**WORK INSTRUCTIONS**.
Report the total number of lines that include the string "AvalonDock", without any other text.
═══ INPUT ROWS
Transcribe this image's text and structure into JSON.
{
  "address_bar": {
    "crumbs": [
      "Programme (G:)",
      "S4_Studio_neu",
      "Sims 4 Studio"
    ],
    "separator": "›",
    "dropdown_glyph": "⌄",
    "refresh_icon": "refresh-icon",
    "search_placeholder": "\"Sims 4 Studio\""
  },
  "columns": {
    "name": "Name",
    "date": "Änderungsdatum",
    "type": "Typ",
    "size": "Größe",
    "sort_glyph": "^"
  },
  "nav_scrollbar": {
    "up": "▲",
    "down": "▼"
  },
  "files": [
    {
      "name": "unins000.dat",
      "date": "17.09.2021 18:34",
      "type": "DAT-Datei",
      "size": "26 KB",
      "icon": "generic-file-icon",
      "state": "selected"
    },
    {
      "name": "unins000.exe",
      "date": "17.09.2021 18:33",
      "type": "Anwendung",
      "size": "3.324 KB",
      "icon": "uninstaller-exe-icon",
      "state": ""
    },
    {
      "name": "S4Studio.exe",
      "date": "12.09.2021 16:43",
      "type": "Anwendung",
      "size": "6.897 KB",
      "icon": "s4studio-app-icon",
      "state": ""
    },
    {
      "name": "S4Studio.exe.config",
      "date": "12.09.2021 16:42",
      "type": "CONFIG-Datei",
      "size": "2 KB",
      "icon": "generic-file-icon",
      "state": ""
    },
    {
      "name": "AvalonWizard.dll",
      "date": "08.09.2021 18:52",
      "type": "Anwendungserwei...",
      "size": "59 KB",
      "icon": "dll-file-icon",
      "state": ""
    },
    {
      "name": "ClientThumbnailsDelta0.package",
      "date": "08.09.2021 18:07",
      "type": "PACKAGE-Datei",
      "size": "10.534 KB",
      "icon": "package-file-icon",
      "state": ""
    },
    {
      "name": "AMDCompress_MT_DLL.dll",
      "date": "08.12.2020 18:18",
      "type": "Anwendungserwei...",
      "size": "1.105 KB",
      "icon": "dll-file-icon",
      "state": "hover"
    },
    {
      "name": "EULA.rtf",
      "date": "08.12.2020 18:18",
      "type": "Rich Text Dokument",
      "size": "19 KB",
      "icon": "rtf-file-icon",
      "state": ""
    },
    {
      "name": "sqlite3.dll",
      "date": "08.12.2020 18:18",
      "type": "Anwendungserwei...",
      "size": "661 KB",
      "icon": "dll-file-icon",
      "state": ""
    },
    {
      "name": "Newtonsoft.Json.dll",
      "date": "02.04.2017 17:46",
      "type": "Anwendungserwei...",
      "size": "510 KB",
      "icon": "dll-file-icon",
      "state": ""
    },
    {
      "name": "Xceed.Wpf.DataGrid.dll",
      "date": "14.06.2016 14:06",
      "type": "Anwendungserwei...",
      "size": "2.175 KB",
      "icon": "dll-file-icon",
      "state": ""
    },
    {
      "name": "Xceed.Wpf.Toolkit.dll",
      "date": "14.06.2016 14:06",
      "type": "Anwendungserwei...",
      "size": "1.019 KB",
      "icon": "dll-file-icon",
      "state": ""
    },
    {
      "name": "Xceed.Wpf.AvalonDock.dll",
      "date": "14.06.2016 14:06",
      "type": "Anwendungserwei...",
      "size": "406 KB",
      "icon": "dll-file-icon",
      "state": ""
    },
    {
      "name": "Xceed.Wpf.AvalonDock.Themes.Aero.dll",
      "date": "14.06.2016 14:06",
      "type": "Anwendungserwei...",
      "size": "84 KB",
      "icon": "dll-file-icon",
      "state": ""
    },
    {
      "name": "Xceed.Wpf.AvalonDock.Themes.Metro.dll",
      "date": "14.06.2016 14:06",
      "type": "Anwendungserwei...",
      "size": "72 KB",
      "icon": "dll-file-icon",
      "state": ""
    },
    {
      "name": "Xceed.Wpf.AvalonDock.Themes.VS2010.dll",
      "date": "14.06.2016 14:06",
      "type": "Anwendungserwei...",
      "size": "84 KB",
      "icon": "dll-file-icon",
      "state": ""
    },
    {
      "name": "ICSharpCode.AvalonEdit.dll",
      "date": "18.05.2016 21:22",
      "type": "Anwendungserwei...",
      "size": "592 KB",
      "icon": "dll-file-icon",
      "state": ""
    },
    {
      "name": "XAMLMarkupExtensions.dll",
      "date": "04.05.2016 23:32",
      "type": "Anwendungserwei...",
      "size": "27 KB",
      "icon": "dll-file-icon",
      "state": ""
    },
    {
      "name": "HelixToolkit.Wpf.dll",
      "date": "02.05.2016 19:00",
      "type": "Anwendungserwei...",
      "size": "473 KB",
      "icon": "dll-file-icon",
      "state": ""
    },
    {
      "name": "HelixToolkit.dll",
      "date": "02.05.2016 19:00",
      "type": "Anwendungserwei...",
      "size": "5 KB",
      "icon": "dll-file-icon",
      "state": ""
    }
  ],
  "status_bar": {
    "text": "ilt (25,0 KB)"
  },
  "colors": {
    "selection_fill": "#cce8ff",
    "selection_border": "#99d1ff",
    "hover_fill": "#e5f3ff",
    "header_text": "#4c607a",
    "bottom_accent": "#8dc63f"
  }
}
══════
**ANSWER FOR THE TASK**.
4